■ **STORED DATA**:
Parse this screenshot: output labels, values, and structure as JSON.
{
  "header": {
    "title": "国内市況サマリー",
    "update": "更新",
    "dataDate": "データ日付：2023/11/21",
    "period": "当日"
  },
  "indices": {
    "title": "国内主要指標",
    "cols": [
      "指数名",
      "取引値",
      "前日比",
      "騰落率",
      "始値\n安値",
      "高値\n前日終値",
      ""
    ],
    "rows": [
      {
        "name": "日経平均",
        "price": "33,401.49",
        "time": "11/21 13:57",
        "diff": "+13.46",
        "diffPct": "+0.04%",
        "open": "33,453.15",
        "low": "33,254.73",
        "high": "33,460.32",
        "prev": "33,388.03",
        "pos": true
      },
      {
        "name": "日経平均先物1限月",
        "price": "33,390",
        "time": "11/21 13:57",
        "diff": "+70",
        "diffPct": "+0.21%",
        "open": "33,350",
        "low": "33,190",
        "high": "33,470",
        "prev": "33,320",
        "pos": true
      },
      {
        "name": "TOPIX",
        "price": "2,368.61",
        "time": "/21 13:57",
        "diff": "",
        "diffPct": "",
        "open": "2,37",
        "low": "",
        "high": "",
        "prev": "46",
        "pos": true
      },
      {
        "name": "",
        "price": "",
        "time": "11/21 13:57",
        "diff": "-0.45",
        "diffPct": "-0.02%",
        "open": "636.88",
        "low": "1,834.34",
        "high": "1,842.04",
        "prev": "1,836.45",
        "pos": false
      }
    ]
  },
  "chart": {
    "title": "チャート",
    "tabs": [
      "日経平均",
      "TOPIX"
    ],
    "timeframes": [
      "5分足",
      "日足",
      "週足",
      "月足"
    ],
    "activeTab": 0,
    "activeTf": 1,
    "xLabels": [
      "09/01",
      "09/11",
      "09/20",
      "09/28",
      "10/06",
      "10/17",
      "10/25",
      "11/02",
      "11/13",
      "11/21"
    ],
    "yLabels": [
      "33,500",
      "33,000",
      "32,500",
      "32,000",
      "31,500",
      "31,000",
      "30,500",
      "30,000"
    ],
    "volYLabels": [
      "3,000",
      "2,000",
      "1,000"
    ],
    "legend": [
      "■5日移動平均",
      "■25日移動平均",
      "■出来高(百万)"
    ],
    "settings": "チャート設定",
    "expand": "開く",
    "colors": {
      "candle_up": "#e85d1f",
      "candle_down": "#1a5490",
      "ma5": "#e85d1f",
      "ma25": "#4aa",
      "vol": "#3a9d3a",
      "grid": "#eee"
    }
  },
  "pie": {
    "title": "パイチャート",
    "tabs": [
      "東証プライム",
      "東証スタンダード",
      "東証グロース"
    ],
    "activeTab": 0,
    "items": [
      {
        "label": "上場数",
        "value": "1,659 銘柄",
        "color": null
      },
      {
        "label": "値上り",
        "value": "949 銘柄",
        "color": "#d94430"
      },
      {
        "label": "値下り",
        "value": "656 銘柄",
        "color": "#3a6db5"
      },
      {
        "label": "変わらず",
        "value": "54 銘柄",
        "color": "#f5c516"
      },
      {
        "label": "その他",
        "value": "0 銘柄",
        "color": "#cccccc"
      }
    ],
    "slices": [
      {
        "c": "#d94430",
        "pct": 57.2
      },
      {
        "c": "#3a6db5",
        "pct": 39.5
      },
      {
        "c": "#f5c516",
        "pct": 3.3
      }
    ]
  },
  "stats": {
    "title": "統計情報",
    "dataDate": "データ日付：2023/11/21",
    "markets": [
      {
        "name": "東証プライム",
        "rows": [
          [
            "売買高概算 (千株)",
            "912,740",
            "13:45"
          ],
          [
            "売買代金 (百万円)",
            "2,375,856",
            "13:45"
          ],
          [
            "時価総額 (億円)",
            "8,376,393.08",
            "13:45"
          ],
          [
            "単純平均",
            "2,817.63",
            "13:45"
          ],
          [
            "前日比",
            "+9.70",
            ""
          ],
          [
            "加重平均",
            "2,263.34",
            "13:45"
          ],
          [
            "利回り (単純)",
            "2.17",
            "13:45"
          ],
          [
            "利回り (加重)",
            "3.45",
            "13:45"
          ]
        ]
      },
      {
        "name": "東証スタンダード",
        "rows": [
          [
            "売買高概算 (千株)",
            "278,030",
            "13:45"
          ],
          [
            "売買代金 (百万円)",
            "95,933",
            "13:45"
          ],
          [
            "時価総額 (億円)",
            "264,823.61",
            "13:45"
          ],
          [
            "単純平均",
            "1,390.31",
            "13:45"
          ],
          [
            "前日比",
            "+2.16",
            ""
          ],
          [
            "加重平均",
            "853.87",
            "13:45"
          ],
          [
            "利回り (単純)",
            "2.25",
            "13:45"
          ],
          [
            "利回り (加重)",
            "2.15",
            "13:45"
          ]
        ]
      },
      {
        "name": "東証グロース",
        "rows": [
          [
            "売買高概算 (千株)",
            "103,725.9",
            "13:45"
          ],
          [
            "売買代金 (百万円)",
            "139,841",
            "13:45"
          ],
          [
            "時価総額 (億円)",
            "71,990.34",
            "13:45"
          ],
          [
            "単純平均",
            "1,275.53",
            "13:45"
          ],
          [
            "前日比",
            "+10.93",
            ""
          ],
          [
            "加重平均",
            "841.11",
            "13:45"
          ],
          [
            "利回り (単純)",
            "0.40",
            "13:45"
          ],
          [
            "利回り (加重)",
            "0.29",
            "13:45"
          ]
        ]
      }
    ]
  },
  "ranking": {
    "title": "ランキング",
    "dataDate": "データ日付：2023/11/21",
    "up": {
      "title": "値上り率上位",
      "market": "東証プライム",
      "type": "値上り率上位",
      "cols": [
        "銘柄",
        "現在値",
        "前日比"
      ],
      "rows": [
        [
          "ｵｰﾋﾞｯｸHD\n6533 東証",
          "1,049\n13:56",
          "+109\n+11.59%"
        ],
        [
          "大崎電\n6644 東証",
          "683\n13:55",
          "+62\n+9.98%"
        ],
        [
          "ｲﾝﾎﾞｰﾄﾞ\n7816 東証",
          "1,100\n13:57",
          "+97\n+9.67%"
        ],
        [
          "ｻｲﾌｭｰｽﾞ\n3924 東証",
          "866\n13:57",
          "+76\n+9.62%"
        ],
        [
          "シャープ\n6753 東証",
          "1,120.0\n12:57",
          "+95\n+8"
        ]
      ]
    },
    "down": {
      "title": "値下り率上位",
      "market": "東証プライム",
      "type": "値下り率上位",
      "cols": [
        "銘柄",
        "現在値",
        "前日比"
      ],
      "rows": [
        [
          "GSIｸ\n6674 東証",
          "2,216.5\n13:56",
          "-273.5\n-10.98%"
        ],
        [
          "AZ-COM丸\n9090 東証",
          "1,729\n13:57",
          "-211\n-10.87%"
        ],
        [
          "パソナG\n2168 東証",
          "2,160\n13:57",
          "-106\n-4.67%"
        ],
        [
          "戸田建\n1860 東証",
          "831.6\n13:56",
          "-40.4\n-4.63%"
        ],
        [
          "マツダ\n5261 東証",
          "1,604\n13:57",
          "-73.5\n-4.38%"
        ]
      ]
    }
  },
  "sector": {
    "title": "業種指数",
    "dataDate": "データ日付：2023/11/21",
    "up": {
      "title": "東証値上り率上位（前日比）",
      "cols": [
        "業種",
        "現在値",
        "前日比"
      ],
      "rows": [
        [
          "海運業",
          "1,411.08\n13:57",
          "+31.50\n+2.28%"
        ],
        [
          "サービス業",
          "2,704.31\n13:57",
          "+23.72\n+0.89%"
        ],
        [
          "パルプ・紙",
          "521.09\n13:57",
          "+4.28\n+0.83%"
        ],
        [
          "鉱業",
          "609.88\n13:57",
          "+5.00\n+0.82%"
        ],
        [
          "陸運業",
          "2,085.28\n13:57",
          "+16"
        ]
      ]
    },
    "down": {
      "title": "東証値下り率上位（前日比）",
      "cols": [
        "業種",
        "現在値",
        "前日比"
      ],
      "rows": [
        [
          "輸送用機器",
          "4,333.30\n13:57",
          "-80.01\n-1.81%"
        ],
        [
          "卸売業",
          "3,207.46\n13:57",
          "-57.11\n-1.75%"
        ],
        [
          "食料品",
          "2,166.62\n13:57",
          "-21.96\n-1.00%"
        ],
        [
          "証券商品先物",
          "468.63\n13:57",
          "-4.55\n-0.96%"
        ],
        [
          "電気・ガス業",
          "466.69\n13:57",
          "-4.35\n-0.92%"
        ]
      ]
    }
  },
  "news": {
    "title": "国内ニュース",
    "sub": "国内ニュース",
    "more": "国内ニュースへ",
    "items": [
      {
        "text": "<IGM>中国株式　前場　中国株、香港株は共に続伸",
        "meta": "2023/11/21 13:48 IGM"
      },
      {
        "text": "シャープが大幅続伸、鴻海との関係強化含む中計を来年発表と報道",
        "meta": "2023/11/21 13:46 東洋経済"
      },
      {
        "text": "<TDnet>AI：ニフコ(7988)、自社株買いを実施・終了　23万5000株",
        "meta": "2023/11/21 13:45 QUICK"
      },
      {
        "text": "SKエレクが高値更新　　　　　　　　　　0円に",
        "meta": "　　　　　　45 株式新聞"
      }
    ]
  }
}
* * *
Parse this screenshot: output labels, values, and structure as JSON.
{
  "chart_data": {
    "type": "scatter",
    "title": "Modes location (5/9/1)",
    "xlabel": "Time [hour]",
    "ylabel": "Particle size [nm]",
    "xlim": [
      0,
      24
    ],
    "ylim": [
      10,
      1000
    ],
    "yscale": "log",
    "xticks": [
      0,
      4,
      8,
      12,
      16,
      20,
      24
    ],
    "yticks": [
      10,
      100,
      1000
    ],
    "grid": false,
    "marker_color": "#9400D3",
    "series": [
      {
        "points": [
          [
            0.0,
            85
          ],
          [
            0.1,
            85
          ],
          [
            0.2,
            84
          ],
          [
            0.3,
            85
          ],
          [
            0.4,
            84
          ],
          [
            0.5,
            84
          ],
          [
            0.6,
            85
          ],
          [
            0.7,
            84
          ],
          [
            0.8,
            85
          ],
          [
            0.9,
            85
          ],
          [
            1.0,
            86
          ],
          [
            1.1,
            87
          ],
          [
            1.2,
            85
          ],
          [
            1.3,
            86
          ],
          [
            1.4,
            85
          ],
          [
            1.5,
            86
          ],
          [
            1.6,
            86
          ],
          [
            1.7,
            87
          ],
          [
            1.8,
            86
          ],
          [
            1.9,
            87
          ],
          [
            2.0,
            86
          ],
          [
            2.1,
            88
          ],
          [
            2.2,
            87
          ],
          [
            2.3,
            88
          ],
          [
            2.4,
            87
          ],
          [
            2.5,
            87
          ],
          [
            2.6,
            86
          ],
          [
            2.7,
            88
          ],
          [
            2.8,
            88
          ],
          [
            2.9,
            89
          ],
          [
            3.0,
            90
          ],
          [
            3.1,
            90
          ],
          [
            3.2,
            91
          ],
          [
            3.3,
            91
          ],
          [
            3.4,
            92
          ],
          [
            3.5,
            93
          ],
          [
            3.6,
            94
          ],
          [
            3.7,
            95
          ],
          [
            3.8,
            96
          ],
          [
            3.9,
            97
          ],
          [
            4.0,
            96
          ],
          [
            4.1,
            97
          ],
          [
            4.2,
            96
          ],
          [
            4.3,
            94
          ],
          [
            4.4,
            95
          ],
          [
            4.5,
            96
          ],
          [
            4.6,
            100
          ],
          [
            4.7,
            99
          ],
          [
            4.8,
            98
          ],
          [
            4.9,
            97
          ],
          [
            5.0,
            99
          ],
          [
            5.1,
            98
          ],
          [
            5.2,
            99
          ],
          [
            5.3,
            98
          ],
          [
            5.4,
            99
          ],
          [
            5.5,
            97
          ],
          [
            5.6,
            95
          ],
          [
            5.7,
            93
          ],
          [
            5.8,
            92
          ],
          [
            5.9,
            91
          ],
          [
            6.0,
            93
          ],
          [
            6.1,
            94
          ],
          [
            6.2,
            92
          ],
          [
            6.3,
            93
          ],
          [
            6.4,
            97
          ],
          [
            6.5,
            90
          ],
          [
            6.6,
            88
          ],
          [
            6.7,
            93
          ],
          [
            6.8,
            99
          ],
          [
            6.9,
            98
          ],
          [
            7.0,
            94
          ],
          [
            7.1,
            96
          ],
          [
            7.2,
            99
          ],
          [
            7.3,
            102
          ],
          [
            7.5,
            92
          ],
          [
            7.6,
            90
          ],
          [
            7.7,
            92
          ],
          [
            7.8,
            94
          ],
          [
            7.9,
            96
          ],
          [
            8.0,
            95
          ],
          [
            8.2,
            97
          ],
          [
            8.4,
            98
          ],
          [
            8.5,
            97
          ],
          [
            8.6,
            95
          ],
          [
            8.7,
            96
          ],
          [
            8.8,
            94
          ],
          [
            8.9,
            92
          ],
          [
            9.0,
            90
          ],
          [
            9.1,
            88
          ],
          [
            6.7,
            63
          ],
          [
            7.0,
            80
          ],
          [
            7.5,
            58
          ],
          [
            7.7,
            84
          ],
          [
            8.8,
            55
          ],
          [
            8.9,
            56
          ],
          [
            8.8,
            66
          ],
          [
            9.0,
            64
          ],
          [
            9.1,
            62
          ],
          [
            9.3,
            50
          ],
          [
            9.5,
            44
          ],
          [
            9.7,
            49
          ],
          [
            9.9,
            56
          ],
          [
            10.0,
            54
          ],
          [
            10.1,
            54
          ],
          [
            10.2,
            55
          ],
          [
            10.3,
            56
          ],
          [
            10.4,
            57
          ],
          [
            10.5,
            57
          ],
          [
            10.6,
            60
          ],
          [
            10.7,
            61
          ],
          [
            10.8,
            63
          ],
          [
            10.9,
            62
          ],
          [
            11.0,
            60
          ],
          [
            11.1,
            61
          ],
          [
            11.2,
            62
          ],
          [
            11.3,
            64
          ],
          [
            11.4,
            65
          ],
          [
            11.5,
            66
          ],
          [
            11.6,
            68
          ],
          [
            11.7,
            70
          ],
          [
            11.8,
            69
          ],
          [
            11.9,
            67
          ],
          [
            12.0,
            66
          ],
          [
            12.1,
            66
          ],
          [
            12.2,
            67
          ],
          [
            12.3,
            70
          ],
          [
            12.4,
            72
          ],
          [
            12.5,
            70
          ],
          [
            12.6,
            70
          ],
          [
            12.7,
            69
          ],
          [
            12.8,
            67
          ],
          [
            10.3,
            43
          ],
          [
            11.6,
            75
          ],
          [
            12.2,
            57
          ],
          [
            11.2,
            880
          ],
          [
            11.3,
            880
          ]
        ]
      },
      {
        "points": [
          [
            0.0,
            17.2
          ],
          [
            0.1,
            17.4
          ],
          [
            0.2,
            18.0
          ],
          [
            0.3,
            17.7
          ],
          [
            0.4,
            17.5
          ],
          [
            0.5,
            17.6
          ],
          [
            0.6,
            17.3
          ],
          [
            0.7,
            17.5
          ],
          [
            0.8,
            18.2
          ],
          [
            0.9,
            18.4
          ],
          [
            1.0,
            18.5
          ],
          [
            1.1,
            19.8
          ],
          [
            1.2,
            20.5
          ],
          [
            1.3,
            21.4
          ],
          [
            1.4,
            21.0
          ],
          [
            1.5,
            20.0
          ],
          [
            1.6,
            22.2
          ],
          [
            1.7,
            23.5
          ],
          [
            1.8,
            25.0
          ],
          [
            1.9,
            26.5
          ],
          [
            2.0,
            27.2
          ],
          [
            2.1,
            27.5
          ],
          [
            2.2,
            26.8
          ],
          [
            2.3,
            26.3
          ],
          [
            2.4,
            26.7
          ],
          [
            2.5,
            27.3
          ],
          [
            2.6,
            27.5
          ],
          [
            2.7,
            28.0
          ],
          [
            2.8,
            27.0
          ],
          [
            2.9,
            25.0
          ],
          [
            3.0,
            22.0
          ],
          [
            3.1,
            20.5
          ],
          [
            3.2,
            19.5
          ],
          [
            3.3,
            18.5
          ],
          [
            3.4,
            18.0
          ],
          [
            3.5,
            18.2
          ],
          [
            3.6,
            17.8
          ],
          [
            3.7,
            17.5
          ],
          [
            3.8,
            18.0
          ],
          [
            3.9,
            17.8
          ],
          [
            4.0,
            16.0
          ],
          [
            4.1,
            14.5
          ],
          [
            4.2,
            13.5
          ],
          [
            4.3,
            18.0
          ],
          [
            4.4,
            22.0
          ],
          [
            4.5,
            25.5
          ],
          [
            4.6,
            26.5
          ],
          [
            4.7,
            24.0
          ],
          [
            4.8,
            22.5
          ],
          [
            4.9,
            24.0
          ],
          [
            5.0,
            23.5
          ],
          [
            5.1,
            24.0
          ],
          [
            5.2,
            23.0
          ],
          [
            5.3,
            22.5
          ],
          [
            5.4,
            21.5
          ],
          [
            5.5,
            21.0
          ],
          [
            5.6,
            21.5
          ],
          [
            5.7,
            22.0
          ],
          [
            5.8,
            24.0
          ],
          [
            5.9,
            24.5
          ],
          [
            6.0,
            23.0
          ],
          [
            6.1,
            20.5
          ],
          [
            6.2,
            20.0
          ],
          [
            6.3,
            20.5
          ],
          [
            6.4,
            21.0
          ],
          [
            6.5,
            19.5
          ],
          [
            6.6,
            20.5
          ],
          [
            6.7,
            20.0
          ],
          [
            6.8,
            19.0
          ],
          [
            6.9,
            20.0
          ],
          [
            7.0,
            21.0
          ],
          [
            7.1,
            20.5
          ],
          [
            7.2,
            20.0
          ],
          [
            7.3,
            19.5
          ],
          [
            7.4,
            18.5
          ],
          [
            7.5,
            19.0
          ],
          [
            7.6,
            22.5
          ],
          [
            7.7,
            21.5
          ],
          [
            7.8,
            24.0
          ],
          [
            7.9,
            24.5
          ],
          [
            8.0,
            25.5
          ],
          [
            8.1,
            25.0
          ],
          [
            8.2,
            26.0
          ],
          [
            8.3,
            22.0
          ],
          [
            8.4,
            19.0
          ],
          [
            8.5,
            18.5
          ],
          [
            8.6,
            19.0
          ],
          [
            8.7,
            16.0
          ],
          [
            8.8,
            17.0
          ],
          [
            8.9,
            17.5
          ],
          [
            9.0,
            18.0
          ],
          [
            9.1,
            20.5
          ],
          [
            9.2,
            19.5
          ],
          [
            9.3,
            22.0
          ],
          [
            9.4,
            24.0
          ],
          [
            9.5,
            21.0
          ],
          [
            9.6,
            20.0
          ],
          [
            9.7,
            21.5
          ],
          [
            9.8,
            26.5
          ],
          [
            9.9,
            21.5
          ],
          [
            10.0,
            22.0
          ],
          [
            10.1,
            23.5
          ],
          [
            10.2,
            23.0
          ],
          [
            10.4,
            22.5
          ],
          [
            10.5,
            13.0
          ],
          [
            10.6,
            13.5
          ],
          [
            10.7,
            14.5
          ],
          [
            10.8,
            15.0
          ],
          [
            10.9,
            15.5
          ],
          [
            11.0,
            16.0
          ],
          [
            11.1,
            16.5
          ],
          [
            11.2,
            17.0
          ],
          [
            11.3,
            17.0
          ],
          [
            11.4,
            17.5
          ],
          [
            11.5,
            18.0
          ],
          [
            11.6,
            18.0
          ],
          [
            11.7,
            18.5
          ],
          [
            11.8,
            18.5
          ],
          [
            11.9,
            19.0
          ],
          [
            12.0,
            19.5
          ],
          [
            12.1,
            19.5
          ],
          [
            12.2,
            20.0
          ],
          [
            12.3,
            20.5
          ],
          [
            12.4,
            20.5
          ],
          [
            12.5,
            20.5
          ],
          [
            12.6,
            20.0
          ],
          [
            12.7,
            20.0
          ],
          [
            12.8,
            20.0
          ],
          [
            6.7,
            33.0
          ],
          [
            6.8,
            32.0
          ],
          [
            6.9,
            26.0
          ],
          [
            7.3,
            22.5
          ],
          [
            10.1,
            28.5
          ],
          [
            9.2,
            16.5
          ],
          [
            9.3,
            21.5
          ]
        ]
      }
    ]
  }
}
--
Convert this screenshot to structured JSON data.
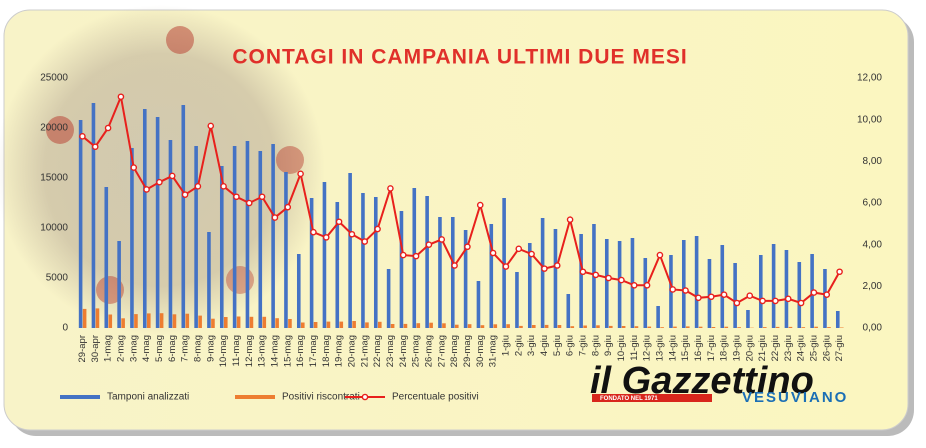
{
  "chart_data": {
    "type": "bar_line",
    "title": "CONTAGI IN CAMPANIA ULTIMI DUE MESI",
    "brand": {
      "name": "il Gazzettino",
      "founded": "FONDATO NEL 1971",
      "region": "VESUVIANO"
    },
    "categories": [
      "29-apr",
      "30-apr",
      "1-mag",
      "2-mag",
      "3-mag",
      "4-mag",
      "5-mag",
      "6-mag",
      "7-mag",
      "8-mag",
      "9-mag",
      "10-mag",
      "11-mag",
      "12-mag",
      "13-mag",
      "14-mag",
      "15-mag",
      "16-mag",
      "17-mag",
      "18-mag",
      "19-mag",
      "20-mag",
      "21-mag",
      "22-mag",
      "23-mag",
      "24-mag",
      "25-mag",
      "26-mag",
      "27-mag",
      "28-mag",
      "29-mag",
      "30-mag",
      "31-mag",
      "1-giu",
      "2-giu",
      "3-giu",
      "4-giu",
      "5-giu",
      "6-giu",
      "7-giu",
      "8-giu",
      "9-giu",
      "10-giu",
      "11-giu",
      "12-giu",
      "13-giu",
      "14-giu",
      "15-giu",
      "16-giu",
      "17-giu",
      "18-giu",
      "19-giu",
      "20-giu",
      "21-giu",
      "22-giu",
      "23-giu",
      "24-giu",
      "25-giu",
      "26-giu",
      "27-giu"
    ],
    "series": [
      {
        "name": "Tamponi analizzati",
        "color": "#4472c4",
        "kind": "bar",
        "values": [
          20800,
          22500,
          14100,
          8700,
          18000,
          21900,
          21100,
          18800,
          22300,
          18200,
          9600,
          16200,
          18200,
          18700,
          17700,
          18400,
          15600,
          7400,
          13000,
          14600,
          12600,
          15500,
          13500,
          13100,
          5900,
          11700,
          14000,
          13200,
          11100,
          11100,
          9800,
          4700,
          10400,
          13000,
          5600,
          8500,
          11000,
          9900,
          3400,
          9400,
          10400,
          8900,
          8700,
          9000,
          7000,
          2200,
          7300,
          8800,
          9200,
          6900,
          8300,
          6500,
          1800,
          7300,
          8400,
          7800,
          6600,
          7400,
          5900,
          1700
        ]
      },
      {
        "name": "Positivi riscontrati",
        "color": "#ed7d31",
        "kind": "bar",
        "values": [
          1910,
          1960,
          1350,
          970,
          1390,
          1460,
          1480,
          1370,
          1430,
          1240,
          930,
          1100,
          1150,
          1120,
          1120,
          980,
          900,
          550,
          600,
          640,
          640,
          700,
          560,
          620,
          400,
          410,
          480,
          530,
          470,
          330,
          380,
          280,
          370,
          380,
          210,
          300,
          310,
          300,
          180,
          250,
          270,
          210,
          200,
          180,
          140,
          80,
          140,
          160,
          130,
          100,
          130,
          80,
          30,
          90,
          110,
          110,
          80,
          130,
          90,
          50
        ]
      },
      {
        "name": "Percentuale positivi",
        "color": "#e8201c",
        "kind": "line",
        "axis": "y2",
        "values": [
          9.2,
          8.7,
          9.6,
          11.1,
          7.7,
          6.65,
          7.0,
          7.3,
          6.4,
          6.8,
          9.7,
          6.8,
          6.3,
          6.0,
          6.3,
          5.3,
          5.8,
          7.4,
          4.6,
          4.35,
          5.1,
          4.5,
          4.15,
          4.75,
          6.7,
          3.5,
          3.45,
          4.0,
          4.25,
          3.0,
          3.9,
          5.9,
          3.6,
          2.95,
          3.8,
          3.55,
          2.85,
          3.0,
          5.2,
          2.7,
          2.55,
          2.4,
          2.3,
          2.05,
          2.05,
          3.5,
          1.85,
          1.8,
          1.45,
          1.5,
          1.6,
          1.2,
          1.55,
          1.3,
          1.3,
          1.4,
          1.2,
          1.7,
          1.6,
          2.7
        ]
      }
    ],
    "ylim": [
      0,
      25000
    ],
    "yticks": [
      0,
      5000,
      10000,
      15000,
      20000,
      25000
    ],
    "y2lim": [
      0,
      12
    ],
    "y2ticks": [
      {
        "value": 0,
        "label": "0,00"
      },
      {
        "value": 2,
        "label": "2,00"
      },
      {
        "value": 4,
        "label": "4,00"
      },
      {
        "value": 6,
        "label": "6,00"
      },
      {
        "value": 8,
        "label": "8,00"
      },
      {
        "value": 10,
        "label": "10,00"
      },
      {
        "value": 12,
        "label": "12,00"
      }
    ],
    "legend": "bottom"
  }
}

■ **TO BE DONE**:
Copy every line that includes the string "diffPct" from the material above.

■ **THE REPLY**:
        "diffPct": "+0.04%",
        "diffPct": "+0.21%",
        "diffPct": "",
        "diffPct": "-0.02%",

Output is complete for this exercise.